**CHALLENGE 1**. In the sermon excerpt on abiding love, where did the doctor say Henry Francis Lyte should go to regain his health?
**CHALLENGE 2**. In the sermon excerpt on abiding love, list in order each place along the route Henry Francis Lyte was to take when he left after the final service.
**CHALLENGE 3**. Resume the sermon excerpt on abiding love from where it stops.

--- BEGIN TEXT ---

Jesus uses the word abide in this passage, “Those who eat my flesh and drink my blood abide in me and I in them”.
“Abide” denote a very deep kind of union. We can say, “these people abide together.” When people abide, their lives are so intertwined that you can’t think of the one without the other. This is often referred to as “abiding” love.
It is this kind of “mutually indwelling” that Jesus is referring to. We can experience that kind of abiding love here on earth with one another but it is the true abiding love with God that we ultimately desire. That is the kind of love that we yearn for all of our lives. St. Augustine said, “I am restless until I find my rest in you, O God.” This is the Abiding love that is for ever. And Jesus is offering to us if we can put our lives together with his.
There is a story written about Henry Francis Lyte
As the story goes, it was on Sunday morning in 1827 that Henry Francis Lyte, who was rector of church in the northern part of Scotland, preached what was to be his last sermon and did the communion service for what was to be the last time. At this time his health had broken. The doctor has assured him that if he would go to the French Riviera with its warm sunshine there might be a possibility he would regain his health.
The congregation, with a deep sense of prayer and great sense of hope, came together in the church for the final service. When it was finished, the plan was that Dr. Lyte was to walk through the churchyard, and down a hill to a waiting small boat that was to take him to a larger ship. As he went away he waved his handkerchief to the congregation and they in turn waved theirs to him. They stood in the churchyard and waved at the man that they hoped would soon return to them in good health.

--- END TEXT ---
--- BEGIN LISTED RECORDS ---

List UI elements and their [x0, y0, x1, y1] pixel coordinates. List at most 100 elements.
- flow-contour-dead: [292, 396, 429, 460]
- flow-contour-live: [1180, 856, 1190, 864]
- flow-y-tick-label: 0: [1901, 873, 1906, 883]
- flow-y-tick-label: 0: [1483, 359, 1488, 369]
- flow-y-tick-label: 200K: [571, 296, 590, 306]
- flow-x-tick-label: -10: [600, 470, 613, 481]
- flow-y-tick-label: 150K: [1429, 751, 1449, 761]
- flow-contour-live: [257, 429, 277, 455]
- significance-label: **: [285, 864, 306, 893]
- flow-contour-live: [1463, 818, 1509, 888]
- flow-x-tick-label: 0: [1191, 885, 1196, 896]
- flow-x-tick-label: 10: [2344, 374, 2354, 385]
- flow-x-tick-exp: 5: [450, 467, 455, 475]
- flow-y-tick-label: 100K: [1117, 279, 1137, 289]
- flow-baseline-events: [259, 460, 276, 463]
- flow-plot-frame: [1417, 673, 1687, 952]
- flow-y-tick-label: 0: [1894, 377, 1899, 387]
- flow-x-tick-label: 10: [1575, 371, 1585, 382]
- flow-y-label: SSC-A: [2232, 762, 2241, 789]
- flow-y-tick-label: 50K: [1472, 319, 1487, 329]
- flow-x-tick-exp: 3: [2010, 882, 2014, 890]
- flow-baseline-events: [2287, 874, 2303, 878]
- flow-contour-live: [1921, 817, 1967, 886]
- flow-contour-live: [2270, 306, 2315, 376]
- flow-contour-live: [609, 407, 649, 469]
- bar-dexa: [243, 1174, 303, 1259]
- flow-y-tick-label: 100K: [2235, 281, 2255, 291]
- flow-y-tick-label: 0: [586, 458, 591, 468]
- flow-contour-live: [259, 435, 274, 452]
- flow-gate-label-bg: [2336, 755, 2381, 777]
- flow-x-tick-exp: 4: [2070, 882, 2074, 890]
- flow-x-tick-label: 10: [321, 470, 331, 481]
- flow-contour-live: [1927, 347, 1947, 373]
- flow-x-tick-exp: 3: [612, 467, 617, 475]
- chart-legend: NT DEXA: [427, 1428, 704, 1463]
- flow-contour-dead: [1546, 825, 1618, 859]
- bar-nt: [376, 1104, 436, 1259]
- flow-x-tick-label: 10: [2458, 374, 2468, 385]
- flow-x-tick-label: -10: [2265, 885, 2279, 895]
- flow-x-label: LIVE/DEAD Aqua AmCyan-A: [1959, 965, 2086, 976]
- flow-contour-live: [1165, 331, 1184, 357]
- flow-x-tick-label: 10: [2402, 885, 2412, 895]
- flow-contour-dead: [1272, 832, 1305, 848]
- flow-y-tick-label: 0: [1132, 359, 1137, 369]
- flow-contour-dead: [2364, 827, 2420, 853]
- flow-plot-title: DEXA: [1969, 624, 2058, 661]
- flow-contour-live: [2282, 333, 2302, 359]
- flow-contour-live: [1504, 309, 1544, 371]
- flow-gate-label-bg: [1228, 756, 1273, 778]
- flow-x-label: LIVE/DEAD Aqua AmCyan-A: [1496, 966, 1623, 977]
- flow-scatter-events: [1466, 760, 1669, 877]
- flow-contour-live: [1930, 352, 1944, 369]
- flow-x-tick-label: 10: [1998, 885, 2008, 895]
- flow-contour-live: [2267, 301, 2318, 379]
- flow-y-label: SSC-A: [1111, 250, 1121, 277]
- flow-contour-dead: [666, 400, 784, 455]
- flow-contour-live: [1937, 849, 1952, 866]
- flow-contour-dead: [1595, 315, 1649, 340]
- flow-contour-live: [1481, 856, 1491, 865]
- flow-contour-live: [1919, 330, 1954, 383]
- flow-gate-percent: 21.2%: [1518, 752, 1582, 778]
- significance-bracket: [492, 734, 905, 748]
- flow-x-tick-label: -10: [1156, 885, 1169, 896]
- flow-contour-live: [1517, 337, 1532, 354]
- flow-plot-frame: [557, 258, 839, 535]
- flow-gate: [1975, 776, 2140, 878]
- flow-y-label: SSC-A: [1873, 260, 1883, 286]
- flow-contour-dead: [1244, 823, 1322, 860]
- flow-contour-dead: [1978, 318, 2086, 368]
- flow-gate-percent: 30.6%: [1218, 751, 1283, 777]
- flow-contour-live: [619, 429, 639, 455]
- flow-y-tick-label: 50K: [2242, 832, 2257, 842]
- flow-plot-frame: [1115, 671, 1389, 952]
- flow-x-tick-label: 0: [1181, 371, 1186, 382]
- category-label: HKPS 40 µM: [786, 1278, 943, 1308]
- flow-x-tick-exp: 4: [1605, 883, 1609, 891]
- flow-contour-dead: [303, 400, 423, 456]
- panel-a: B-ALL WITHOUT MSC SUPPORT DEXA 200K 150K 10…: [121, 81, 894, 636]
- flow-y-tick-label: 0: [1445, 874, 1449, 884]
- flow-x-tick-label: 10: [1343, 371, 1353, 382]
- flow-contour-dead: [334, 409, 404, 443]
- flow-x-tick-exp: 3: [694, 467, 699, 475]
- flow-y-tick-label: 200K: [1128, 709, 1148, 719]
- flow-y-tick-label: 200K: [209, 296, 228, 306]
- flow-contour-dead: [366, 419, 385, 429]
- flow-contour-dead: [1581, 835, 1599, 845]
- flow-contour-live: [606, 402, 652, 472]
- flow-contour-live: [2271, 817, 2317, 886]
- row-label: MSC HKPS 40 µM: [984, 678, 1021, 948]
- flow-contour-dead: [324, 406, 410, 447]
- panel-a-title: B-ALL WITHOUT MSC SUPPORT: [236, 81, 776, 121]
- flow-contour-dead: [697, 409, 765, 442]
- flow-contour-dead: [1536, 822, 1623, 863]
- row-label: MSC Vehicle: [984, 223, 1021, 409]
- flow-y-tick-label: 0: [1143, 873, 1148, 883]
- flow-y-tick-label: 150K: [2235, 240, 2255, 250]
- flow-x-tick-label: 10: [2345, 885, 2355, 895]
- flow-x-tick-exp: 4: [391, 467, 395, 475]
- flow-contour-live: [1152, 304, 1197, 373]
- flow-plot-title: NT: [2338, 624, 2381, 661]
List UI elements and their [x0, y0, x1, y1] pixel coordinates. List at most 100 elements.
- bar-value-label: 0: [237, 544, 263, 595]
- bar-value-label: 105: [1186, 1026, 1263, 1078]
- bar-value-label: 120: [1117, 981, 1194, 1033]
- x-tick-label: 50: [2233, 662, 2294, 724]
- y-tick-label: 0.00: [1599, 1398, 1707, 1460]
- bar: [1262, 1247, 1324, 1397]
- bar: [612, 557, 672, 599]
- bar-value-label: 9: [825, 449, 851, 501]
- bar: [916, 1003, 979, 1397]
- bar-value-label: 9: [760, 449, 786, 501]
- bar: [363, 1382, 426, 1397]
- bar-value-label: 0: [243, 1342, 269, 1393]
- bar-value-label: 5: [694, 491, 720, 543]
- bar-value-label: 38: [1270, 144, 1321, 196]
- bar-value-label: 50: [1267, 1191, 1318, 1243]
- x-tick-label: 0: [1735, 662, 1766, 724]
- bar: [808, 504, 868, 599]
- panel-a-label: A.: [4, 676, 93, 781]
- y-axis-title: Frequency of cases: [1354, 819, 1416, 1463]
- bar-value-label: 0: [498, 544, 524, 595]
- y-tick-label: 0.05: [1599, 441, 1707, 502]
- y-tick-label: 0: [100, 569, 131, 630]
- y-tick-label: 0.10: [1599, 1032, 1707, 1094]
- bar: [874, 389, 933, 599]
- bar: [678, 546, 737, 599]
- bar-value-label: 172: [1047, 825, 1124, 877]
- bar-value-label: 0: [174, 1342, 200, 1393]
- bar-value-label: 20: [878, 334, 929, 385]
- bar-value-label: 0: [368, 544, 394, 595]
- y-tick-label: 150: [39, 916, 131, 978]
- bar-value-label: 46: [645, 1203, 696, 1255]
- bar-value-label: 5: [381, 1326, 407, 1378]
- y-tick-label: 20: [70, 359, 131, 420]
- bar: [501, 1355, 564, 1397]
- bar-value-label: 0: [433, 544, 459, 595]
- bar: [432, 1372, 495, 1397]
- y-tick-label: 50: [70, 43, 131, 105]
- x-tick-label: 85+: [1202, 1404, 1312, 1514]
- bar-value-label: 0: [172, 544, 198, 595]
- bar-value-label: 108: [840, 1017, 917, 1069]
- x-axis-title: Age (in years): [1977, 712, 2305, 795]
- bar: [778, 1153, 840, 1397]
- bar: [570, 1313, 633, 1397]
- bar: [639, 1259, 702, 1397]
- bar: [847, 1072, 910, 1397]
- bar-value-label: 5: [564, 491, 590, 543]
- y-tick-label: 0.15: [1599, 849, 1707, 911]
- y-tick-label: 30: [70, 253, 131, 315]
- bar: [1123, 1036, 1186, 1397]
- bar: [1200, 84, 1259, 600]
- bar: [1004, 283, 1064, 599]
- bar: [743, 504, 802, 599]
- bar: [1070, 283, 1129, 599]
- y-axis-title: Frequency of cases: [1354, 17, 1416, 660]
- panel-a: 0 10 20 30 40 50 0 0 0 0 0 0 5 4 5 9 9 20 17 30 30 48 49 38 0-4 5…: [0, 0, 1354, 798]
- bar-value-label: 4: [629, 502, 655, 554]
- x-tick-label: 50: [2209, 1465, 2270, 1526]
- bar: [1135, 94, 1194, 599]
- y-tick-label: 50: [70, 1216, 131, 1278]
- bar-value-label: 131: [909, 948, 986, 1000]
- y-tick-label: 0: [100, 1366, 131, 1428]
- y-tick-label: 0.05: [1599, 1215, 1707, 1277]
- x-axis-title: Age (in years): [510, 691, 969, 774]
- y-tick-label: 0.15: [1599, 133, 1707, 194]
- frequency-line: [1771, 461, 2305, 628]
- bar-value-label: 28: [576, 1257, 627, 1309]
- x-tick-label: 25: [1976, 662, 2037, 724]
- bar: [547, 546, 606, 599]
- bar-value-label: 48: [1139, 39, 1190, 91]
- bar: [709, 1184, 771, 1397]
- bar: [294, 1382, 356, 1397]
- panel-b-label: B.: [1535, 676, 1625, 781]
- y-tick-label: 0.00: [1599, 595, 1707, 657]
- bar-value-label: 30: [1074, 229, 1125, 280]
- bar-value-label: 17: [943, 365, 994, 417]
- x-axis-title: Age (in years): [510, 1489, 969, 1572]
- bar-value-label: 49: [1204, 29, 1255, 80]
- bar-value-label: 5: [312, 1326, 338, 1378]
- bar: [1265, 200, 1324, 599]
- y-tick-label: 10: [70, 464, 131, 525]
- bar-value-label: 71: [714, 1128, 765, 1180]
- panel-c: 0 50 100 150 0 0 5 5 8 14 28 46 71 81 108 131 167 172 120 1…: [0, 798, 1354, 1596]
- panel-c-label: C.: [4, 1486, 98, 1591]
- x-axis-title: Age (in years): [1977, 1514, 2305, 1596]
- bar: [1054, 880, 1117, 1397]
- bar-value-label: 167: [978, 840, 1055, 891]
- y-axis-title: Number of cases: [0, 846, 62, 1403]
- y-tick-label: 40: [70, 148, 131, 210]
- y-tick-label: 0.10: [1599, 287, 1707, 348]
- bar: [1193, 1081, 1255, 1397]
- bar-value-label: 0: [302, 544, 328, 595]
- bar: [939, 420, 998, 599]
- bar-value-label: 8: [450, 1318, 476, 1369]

--- END LISTED RECORDS ---

**EXERCISE ANSWER 1**. The French Riviera, with its warm sunshine.

**EXERCISE ANSWER 2**.
1. Through the churchyard
2. Down a hill
3. To a waiting small boat
4. To a larger ship

**EXERCISE ANSWER 3**.
The ship stopped the first night in northern France. The tourists on the ship decided they would like to see a bit of the country, so they all went to their rooms in a little inn.
When morning came it was their plan to have breakfast together. When they sat down for breakfast everyone was there except Henry Lyte. They didn’t know what to make of it, though they knew Dr. Lyte was not well. They sent someone to his room to call him, but there was no response, so the innkeeper was called and he came and hurriedly unlocked the door. Inside the room, stretched across the bed, was the body of Henry Francis Lyte. In his hand was a piece of paper upon which he had written some words, words from the poetic mind of this beloved minister. This is what he had written:
Abide with me; fast falls the eventide
The darkness deepens; Lord with me abide.
When other helpers fail and comforts flee
Help of the helpless, 0 abide with me.Swift to its close ebbs out life’s little day;
Earth’s joys grow dim, its glories pass away
Change and decay in all around I see;
O thou who changest not, abide with me.(3)
O course this poem was eventually put to music and has become a most beloved hymn affecting the lives of many people through the years. Why has it become so popular? Because it speaks to the longing of our souls for this kind of deep and enduring relationship with God.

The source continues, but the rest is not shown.